**What to do:** Make a verbatim copy of the entries below; pictures stay out.

[Records shown start]

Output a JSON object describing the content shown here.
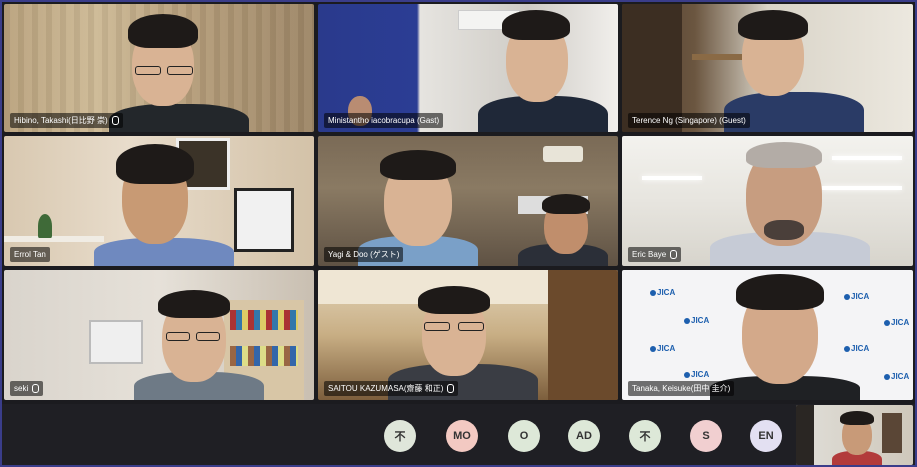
{
  "participants": [
    {
      "name": "Hibino, Takashi(日比野 崇)"
    },
    {
      "name": "Ministantho iacobracupa (Gast)"
    },
    {
      "name": "Terence Ng (Singapore) (Guest)"
    },
    {
      "name": "Errol Tan"
    },
    {
      "name": "Yagi & Doo (ゲスト)"
    },
    {
      "name": "Eric Baye"
    },
    {
      "name": "seki"
    },
    {
      "name": "SAITOU KAZUMASA(齋藤 和正)"
    },
    {
      "name": "Tanaka, Keisuke(田中 圭介)"
    }
  ],
  "avatars": [
    {
      "label": "不",
      "bg": "#dfe6da",
      "fg": "#333333"
    },
    {
      "label": "MO",
      "bg": "#f3c9c2",
      "fg": "#333333"
    },
    {
      "label": "O",
      "bg": "#dde8d8",
      "fg": "#333333"
    },
    {
      "label": "AD",
      "bg": "#dde8d8",
      "fg": "#333333"
    },
    {
      "label": "不",
      "bg": "#dde8d8",
      "fg": "#333333"
    },
    {
      "label": "S",
      "bg": "#f1cfd0",
      "fg": "#333333"
    },
    {
      "label": "EN",
      "bg": "#e3e0f2",
      "fg": "#333333"
    }
  ],
  "logo_text": "JICA",
  "colors": {
    "frame": "#3a3d8a",
    "bar": "#1f1f24",
    "brand": "#1d5fae"
  }
}
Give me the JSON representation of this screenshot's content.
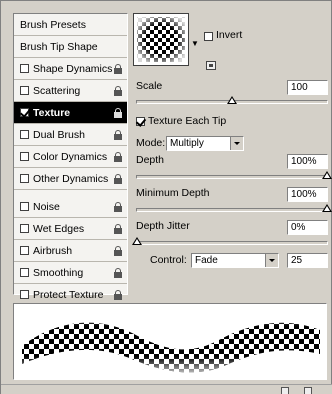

[Records shown end]

**Written solution:**
Output a JSON object describing the content shown here.
{
  "participants": [
    {
      "name": "Hibino, Takashi(日比野 崇)"
    },
    {
      "name": "Ministantho iacobracupa (Gast)"
    },
    {
      "name": "Terence Ng (Singapore) (Guest)"
    },
    {
      "name": "Errol Tan"
    },
    {
      "name": "Yagi & Doo (ゲスト)"
    },
    {
      "name": "Eric Baye"
    },
    {
      "name": "seki"
    },
    {
      "name": "SAITOU KAZUMASA(齋藤 和正)"
    },
    {
      "name": "Tanaka, Keisuke(田中 圭介)"
    }
  ],
  "avatars": [
    {
      "label": "不",
      "bg": "#dfe6da",
      "fg": "#333333"
    },
    {
      "label": "MO",
      "bg": "#f3c9c2",
      "fg": "#333333"
    },
    {
      "label": "O",
      "bg": "#dde8d8",
      "fg": "#333333"
    },
    {
      "label": "AD",
      "bg": "#dde8d8",
      "fg": "#333333"
    },
    {
      "label": "不",
      "bg": "#dde8d8",
      "fg": "#333333"
    },
    {
      "label": "S",
      "bg": "#f1cfd0",
      "fg": "#333333"
    },
    {
      "label": "EN",
      "bg": "#e3e0f2",
      "fg": "#333333"
    }
  ],
  "logo_text": "JICA",
  "colors": {
    "frame": "#3a3d8a",
    "bar": "#1f1f24",
    "brand": "#1d5fae"
  }
}
Give me the JSON representation of this screenshot's content.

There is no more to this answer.